== Task description ==
Look through the lines and report how many include the word "text", giving nothing but the number.

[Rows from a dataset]
↓↓↓

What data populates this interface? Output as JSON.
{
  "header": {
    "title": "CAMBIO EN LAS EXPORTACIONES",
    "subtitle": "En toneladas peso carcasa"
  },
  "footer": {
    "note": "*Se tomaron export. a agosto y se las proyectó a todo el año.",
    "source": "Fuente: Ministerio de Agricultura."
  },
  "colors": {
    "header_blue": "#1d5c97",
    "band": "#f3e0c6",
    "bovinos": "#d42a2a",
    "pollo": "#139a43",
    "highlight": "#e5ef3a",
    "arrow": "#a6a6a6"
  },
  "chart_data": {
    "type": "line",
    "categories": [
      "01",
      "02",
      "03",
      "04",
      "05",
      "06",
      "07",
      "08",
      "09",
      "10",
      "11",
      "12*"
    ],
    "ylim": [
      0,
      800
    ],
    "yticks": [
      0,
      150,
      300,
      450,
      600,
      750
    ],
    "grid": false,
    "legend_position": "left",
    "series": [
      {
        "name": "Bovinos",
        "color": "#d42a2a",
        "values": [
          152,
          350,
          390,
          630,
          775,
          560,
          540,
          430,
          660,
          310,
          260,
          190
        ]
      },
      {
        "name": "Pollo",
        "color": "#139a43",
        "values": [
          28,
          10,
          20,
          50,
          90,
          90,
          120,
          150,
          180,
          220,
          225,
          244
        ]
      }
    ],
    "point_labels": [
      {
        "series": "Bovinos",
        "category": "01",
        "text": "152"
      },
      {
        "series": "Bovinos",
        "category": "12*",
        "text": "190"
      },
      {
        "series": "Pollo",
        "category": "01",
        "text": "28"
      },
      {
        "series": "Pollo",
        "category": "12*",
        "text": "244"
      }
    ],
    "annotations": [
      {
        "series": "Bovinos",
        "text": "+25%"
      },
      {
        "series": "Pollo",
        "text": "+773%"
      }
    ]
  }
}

↑↑↑

== Exercise solution ==
6